* Aim of the exercise
Give the listing again in full, exactly as written.

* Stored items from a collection
>> start

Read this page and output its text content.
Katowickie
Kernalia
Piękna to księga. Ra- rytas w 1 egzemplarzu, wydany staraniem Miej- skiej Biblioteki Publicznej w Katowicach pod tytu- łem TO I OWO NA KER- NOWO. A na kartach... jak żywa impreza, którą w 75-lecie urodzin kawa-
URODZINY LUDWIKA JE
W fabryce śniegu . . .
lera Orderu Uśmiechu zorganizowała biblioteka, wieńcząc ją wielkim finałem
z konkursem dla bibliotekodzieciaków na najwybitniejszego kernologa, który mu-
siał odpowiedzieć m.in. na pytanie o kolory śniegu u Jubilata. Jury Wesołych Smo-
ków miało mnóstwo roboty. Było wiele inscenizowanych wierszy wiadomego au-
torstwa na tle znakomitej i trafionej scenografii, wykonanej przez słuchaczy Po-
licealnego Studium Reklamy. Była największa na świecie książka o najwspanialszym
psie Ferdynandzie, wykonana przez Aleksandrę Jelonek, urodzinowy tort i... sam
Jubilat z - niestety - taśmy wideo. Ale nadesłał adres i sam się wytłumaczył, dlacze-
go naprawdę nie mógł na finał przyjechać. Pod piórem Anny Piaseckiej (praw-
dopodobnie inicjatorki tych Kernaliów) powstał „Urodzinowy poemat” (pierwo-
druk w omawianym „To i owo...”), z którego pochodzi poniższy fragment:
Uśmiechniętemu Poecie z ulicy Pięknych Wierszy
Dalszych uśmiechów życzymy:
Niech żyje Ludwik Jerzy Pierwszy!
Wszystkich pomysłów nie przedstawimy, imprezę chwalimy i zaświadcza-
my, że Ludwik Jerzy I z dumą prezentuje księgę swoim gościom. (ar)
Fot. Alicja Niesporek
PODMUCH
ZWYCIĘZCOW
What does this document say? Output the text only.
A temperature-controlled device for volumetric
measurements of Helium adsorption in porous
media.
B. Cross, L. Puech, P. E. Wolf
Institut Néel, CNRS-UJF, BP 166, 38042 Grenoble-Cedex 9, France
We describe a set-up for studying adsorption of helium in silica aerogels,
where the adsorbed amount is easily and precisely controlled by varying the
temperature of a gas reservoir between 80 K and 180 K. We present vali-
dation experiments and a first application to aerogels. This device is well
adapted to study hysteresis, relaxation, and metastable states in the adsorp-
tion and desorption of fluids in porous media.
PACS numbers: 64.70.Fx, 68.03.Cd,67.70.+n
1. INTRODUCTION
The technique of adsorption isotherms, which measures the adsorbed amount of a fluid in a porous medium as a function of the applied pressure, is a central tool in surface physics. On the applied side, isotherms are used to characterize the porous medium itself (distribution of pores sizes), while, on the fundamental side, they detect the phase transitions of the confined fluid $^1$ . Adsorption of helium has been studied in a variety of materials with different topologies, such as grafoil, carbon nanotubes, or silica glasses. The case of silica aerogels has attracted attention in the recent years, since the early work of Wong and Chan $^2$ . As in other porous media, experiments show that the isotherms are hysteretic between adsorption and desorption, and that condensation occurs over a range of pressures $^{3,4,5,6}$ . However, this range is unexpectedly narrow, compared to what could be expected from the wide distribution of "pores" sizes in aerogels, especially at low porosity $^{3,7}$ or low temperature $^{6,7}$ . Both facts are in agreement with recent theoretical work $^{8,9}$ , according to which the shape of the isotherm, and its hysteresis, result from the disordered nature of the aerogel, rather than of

>> end

* Task response
Read this page and output its text content.
Katowickie
Kernalia
Piękna to księga. Ra- rytas w 1 egzemplarzu, wydany staraniem Miej- skiej Biblioteki Publicznej w Katowicach pod tytu- łem TO I OWO NA KER- NOWO. A na kartach... jak żywa impreza, którą w 75-lecie urodzin kawa-
URODZINY LUDWIKA JE
W fabryce śniegu . . .
lera Orderu Uśmiechu zorganizowała biblioteka, wieńcząc ją wielkim finałem
z konkursem dla bibliotekodzieciaków na najwybitniejszego kernologa, który mu-
siał odpowiedzieć m.in. na pytanie o kolory śniegu u Jubilata. Jury Wesołych Smo-
ków miało mnóstwo roboty. Było wiele inscenizowanych wierszy wiadomego au-
torstwa na tle znakomitej i trafionej scenografii, wykonanej przez słuchaczy Po-
licealnego Studium Reklamy. Była największa na świecie książka o najwspanialszym
psie Ferdynandzie, wykonana przez Aleksandrę Jelonek, urodzinowy tort i... sam
Jubilat z - niestety - taśmy wideo. Ale nadesłał adres i sam się wytłumaczył, dlacze-
go naprawdę nie mógł na finał przyjechać. Pod piórem Anny Piaseckiej (praw-
dopodobnie inicjatorki tych Kernaliów) powstał „Urodzinowy poemat” (pierwo-
druk w omawianym „To i owo...”), z którego pochodzi poniższy fragment:
Uśmiechniętemu Poecie z ulicy Pięknych Wierszy
Dalszych uśmiechów życzymy:
Niech żyje Ludwik Jerzy Pierwszy!
Wszystkich pomysłów nie przedstawimy, imprezę chwalimy i zaświadcza-
my, że Ludwik Jerzy I z dumą prezentuje księgę swoim gościom. (ar)
Fot. Alicja Niesporek
PODMUCH
ZWYCIĘZCOW
What does this document say? Output the text only.
A temperature-controlled device for volumetric
measurements of Helium adsorption in porous
media.
B. Cross, L. Puech, P. E. Wolf
Institut Néel, CNRS-UJF, BP 166, 38042 Grenoble-Cedex 9, France
We describe a set-up for studying adsorption of helium in silica aerogels,
where the adsorbed amount is easily and precisely controlled by varying the
temperature of a gas reservoir between 80 K and 180 K. We present vali-
dation experiments and a first application to aerogels. This device is well
adapted to study hysteresis, relaxation, and metastable states in the adsorp-
tion and desorption of fluids in porous media.
PACS numbers: 64.70.Fx, 68.03.Cd,67.70.+n
1. INTRODUCTION
The technique of adsorption isotherms, which measures the adsorbed amount of a fluid in a porous medium as a function of the applied pressure, is a central tool in surface physics. On the applied side, isotherms are used to characterize the porous medium itself (distribution of pores sizes), while, on the fundamental side, they detect the phase transitions of the confined fluid $^1$ . Adsorption of helium has been studied in a variety of materials with different topologies, such as grafoil, carbon nanotubes, or silica glasses. The case of silica aerogels has attracted attention in the recent years, since the early work of Wong and Chan $^2$ . As in other porous media, experiments show that the isotherms are hysteretic between adsorption and desorption, and that condensation occurs over a range of pressures $^{3,4,5,6}$ . However, this range is unexpectedly narrow, compared to what could be expected from the wide distribution of "pores" sizes in aerogels, especially at low porosity $^{3,7}$ or low temperature $^{6,7}$ . Both facts are in agreement with recent theoretical work $^{8,9}$ , according to which the shape of the isotherm, and its hysteresis, result from the disordered nature of the aerogel, rather than of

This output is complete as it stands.